Brano proposto —
======
24 agosto 2020

Siamo o non siamo una famiglia?

/fa mi glia/ che cos'è? o meglio, che cosa sono?


La psicologa Laura Dondè e don Sergio Nicolli si occupano ormai da anni di famiglie, affiancandole ormai da anni nelle situazioni più serene, come quella del matrimonio, ma anche e soprattutto nei momenti di grande difficoltà, come può essere quello della separazione. Si sono resi disponibili per affrontare assieme il significato di famiglia, l'importanza che questa svolge nella comunità, i pregiudizi generali che circondano questo tema e molto altro ancora.

"Il cambiamento epocale nello studio sulle famiglie è avvenuto quando non ci si domandava più che cosa non funziona in una famiglia, ma come una famiglia funzionava."

"L'amore o va avanti perché accetti la persona così com'è, o se invece conservi sempre quell'ideale che ti sei fatto quando ti sei innamorato, allora la storia d'amore rischia davvero di essere fonte di sofferenza."


/fa mi glia/ che cos'è? o meglio, che cosa sono?


La psicologa Laura Dondè e don Sergio Nicolli si occupano ormai da anni di famiglie, affiancandole ormai da anni nelle situazioni più serene, come quella del matrimonio, ma anche e soprattutto nei momenti di grande difficoltà, come può essere quello della separazione. Si sono resi disponibili per affrontare assieme il significato di famiglia, l'importanza che questa svolge nella comunità, i pregiudizi generali che circondano questo tema e molto altro ancora.
======
Elenco dei dati:

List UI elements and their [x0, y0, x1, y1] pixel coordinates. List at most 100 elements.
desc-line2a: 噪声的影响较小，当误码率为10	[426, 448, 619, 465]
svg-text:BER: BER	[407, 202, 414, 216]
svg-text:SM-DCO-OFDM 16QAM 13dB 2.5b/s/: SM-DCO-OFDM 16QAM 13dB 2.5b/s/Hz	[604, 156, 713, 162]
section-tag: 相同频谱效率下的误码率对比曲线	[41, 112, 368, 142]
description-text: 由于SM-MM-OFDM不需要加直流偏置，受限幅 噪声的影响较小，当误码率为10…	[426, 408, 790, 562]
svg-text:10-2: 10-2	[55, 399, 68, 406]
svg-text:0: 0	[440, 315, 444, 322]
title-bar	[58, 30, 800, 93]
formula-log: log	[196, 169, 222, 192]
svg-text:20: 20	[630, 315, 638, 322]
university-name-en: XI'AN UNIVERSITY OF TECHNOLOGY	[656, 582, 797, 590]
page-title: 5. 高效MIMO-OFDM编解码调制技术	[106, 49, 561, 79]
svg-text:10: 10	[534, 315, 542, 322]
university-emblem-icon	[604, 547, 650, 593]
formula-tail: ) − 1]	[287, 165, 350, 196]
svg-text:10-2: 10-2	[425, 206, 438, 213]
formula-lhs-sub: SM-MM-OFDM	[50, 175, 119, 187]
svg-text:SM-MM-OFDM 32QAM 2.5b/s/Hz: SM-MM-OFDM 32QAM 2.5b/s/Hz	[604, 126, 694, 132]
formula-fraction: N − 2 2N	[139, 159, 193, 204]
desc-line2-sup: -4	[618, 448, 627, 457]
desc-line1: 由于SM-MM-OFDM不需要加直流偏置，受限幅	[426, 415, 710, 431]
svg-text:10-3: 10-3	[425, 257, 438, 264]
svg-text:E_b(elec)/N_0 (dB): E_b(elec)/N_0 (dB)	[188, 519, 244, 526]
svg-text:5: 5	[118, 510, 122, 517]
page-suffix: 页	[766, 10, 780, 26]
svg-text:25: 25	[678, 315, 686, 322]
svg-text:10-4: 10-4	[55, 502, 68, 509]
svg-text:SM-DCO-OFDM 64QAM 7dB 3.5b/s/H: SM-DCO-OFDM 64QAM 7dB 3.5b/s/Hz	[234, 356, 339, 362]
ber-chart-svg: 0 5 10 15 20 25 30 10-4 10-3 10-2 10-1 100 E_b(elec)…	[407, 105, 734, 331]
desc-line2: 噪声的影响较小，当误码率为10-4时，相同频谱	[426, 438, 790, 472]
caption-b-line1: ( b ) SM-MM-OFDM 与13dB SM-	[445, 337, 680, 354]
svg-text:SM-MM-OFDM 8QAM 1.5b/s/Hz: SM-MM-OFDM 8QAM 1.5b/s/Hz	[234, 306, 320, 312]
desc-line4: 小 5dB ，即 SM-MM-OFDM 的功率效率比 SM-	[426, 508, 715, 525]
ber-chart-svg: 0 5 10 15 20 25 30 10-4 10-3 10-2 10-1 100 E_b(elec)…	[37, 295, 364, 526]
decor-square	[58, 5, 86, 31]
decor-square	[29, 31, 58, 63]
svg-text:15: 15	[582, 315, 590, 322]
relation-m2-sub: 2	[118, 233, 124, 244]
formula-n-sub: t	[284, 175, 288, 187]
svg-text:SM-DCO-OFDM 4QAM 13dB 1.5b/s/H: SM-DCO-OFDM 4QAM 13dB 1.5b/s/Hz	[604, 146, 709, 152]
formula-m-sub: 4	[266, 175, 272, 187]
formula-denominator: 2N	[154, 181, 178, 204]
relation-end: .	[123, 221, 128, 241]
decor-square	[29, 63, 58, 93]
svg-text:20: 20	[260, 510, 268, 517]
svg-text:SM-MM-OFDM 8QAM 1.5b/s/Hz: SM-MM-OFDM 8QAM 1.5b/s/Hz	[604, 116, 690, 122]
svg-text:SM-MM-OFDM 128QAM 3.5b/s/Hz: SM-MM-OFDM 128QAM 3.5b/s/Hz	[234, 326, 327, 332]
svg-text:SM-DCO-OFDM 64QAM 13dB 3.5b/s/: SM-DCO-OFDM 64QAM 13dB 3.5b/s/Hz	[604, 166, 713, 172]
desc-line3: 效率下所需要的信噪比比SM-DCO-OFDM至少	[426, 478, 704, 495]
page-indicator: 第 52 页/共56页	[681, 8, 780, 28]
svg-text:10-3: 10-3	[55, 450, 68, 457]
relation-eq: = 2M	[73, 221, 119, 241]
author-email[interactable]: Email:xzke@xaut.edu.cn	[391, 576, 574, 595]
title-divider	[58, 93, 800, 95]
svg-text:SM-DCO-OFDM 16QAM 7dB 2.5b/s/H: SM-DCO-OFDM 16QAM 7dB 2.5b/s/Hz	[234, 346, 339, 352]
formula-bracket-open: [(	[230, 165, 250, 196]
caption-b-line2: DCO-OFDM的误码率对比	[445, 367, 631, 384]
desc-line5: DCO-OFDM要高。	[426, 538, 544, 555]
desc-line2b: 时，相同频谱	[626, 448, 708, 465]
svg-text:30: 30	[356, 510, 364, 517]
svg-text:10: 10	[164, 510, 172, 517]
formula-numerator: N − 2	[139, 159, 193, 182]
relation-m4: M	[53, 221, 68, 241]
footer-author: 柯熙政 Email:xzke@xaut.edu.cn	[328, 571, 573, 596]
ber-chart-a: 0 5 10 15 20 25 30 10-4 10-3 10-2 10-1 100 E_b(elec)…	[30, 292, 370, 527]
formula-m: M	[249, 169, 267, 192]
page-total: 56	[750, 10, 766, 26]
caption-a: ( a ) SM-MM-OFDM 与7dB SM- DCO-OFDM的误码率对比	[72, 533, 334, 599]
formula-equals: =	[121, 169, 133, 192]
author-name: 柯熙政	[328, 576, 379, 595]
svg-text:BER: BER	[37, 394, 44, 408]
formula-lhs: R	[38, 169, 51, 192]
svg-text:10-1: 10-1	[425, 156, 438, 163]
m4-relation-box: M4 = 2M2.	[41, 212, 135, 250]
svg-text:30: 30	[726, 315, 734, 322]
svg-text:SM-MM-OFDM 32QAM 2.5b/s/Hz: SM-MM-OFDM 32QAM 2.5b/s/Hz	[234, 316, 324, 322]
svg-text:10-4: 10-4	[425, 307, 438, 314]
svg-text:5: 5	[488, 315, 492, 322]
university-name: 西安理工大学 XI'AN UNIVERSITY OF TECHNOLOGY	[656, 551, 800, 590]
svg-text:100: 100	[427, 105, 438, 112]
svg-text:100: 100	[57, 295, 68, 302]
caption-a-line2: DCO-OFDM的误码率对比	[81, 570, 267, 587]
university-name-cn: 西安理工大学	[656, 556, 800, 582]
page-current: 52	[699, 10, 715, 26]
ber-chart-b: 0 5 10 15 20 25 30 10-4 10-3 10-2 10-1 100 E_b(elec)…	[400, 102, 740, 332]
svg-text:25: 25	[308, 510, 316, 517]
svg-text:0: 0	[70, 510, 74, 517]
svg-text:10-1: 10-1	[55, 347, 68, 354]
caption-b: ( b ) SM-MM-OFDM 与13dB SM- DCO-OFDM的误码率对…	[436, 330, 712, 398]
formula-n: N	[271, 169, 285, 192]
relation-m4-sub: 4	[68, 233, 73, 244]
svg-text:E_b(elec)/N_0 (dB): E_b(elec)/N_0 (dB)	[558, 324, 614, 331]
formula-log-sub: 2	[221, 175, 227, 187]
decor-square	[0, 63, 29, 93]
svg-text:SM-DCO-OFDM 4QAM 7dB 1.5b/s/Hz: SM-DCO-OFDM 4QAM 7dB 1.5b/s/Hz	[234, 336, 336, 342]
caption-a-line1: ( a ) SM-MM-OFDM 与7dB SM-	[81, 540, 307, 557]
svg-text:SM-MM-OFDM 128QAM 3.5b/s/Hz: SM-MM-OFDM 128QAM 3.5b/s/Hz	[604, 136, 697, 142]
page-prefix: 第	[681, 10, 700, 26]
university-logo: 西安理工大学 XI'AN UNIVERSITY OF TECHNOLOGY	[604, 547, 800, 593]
======
Consegne —
• A. Traduci in inglese questa frase del brano sulla famiglia: "Il cambiamento epocale nello studio sulle famiglie è avvenuto quando non ci si domandava più che cosa non funziona in una famiglia, ma come una famiglia funzionava."
• B. Per favore, trascrivi senza alcuna modifica le righe dei dati dall'inizio fino alla riga che contiene "295, 364, 526]", incluse la prima e l'ultima.
Il brano e i dati non hanno alcun legame tra loro.

Risposte fornite —
• A. The epochal change in the study of families came about when people no longer asked what does not work in a family, but how a family worked.

• B.
List UI elements and their [x0, y0, x1, y1] pixel coordinates. List at most 100 elements.
desc-line2a: 噪声的影响较小，当误码率为10	[426, 448, 619, 465]
svg-text:BER: BER	[407, 202, 414, 216]
svg-text:SM-DCO-OFDM 16QAM 13dB 2.5b/s/: SM-DCO-OFDM 16QAM 13dB 2.5b/s/Hz	[604, 156, 713, 162]
section-tag: 相同频谱效率下的误码率对比曲线	[41, 112, 368, 142]
description-text: 由于SM-MM-OFDM不需要加直流偏置，受限幅 噪声的影响较小，当误码率为10…	[426, 408, 790, 562]
svg-text:10-2: 10-2	[55, 399, 68, 406]
svg-text:0: 0	[440, 315, 444, 322]
title-bar	[58, 30, 800, 93]
formula-log: log	[196, 169, 222, 192]
svg-text:20: 20	[630, 315, 638, 322]
university-name-en: XI'AN UNIVERSITY OF TECHNOLOGY	[656, 582, 797, 590]
page-title: 5. 高效MIMO-OFDM编解码调制技术	[106, 49, 561, 79]
svg-text:10: 10	[534, 315, 542, 322]
university-emblem-icon	[604, 547, 650, 593]
formula-tail: ) − 1]	[287, 165, 350, 196]
svg-text:10-2: 10-2	[425, 206, 438, 213]
formula-lhs-sub: SM-MM-OFDM	[50, 175, 119, 187]
svg-text:SM-MM-OFDM 32QAM 2.5b/s/Hz: SM-MM-OFDM 32QAM 2.5b/s/Hz	[604, 126, 694, 132]
formula-fraction: N − 2 2N	[139, 159, 193, 204]
desc-line2-sup: -4	[618, 448, 627, 457]
desc-line1: 由于SM-MM-OFDM不需要加直流偏置，受限幅	[426, 415, 710, 431]
svg-text:10-3: 10-3	[425, 257, 438, 264]
svg-text:E_b(elec)/N_0 (dB): E_b(elec)/N_0 (dB)	[188, 519, 244, 526]
svg-text:5: 5	[118, 510, 122, 517]
page-suffix: 页	[766, 10, 780, 26]
svg-text:25: 25	[678, 315, 686, 322]
svg-text:10-4: 10-4	[55, 502, 68, 509]
svg-text:SM-DCO-OFDM 64QAM 7dB 3.5b/s/H: SM-DCO-OFDM 64QAM 7dB 3.5b/s/Hz	[234, 356, 339, 362]
ber-chart-svg: 0 5 10 15 20 25 30 10-4 10-3 10-2 10-1 100 E_b(elec)…	[407, 105, 734, 331]
desc-line2: 噪声的影响较小，当误码率为10-4时，相同频谱	[426, 438, 790, 472]
caption-b-line1: ( b ) SM-MM-OFDM 与13dB SM-	[445, 337, 680, 354]
svg-text:SM-MM-OFDM 8QAM 1.5b/s/Hz: SM-MM-OFDM 8QAM 1.5b/s/Hz	[234, 306, 320, 312]
desc-line4: 小 5dB ，即 SM-MM-OFDM 的功率效率比 SM-	[426, 508, 715, 525]
ber-chart-svg: 0 5 10 15 20 25 30 10-4 10-3 10-2 10-1 100 E_b(elec)…	[37, 295, 364, 526]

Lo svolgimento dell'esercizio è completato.